# Source passage
5 Insurance Scams and Other Risks Posed by the Gig Economy

The ability to share resources and services is creating a new way to do business. Smartphone applications have made it simple to connect buyers and sellers to make use of their spare time, expertise, and unused assets.

It has created a whole new type of economy referred to as the shared, or gig economy. While it has created opportunity for many, it has also created a new category of risk and fraud when it comes to insurance.

What is the gig economy?

Composed of independent contractors and freelancers, the gig economy is made up of temporary and flexible jobs rather than traditional full-time employment. Workers typically work multiple short-term jobs, or ‘gigs’ on either a part or full-time basis.

The majority of these gigs are made available on an increasing number of marketplaces that match buyers and sellers for a fee.

The type of work available in the gig economy can be boiled down to two categories:

Labor-based gigs enable workers to provide activities or complete tasks like driving a car, delivering parcels or food, or providing digital services. It enables them to exchange their time for income.

Asset-based gigs enable owners to rent or sell their assets, making money on the things they already own that are otherwise going unused.

Want to rent your home? Check out Airbnb, VRBO, or Home Exchange
Sell your services? Upwork and Fiverr is the place to be
Rent your car? Turo, Zipcar, Car2Go or GetAround
Need a ride? Uber and Lyft
How about a bicycle? Spinlister
Need a dog sitter? DogVacay
You can even rent a pilot or private plane? OpenAirplane, AirPooler and FlightClub

The gig economy empowers individuals with access to unlimited work opportunities. For some, it’s an additional way to earn income, and for others, replace it entirely. More and more apps and marketplaces are becoming available, opening opportunities in additional markets and industries.

However, those opportunities have not come without risk.

Gaps in coverage

When it comes to renting a home, risk can range from something as small as leaving a door unlocked or a window open to the damage associated with appliances and equipment being improperly operated or even illegal activities occurring that break the terms of the agreement.

Having strangers in your car opens you up to risk in the unfortunate event of an accident. But not just for the driver. If you are the passenger of a ride-sharing service, how are you protected?

Since the products offered by the insurance industry haven’t quite caught up to the gig economy, there are gaps in the insurance products that are available. There may also be overlapping policies that offer different coverage based on very particular circumstances.

So risk is not just associated with the buyers or sellers who participate in the gig economy, but the insurers who cover them.

That’s why It’s extremely important for insurance providers and adjusters to know the risk involved and the opportunities for fraud to occur. Here are just a few examples:


1. Stolen Property or Identity

When people open their homes to strangers, they open themselves to risk. Electronics, expensive works of art, priceless jewelry and other items are all ripe for the taking. And it may not always be obvious who the culprit is.

It could be negligence on the renter for forgetting to lock a door when they go out for dinner. The owner may not even be aware of when the theft occurred if they are quickly flipping short term rentals and spend little time in the home.

# Your task
Reproduce the stretch of the gig economy article from "Asset-based gigs enable" through "come without risk.", copying every word as it stands.

# Extracted data

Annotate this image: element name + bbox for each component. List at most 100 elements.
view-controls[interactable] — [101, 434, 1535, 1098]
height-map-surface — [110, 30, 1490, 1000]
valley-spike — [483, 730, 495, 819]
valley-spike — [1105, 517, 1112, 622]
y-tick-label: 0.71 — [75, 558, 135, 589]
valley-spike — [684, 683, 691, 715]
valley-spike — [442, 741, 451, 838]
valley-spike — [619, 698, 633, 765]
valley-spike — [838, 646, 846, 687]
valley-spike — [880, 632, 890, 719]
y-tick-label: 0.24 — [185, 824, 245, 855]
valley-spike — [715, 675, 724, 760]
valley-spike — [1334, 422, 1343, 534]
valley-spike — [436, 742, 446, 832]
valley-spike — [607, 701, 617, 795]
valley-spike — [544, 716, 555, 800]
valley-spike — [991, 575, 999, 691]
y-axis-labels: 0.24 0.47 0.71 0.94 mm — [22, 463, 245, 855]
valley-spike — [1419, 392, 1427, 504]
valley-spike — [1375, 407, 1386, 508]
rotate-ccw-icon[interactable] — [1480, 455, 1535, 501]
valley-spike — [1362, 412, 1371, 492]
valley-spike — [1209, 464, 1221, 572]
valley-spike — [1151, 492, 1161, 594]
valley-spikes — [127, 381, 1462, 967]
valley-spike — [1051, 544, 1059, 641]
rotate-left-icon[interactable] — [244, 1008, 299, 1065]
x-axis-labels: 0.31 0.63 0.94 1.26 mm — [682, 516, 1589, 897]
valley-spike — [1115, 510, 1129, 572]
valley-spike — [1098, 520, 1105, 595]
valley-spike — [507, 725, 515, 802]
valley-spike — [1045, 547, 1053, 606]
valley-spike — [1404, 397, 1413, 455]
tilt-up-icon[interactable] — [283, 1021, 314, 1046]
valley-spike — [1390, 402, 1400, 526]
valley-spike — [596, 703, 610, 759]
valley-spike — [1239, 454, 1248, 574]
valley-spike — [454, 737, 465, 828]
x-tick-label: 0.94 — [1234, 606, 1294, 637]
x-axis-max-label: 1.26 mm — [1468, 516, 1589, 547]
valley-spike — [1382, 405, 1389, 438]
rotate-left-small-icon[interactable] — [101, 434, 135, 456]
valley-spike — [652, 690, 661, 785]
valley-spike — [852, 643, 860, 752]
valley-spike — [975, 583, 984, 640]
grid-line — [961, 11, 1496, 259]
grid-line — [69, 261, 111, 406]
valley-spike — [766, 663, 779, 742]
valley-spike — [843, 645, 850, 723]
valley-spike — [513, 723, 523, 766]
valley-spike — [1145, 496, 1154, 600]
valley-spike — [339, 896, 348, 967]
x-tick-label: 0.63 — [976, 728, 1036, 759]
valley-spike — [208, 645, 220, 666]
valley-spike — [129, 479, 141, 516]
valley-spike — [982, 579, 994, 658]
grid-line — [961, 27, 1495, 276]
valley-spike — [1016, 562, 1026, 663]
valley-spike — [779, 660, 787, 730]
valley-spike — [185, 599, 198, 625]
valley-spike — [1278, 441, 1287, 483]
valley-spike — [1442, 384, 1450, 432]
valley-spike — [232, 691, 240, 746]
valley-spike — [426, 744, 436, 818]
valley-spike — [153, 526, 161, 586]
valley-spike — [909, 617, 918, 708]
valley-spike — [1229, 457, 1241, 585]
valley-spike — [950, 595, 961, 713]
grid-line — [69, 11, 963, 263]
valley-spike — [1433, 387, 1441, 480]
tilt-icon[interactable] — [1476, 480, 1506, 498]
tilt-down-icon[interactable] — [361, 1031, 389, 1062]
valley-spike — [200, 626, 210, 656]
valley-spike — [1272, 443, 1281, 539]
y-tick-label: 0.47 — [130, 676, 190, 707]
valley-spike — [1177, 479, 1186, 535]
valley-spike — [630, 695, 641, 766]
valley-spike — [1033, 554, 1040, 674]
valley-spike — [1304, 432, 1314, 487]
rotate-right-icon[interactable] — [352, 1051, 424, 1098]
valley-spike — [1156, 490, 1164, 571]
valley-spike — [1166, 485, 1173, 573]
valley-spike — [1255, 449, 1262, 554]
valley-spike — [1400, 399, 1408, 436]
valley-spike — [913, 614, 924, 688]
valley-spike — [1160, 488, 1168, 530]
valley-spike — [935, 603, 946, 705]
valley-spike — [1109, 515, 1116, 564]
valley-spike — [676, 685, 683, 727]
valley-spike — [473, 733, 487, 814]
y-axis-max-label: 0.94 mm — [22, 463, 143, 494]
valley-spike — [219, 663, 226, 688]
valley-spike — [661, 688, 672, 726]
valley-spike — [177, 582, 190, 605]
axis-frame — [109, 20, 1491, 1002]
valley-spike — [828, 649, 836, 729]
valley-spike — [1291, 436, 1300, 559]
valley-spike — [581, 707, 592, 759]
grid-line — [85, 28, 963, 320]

# Answer box
Asset-based gigs enable owners to rent or sell their assets, making money on the things they already own that are otherwise going unused.

Want to rent your home? Check out Airbnb, VRBO, or Home Exchange
Sell your services? Upwork and Fiverr is the place to be
Rent your car? Turo, Zipcar, Car2Go or GetAround
Need a ride? Uber and Lyft
How about a bicycle? Spinlister
Need a dog sitter? DogVacay
You can even rent a pilot or private plane? OpenAirplane, AirPooler and FlightClub

The gig economy empowers individuals with access to unlimited work opportunities. For some, it’s an additional way to earn income, and for others, replace it entirely. More and more apps and marketplaces are becoming available, opening opportunities in additional markets and industries.

However, those opportunities have not come without risk.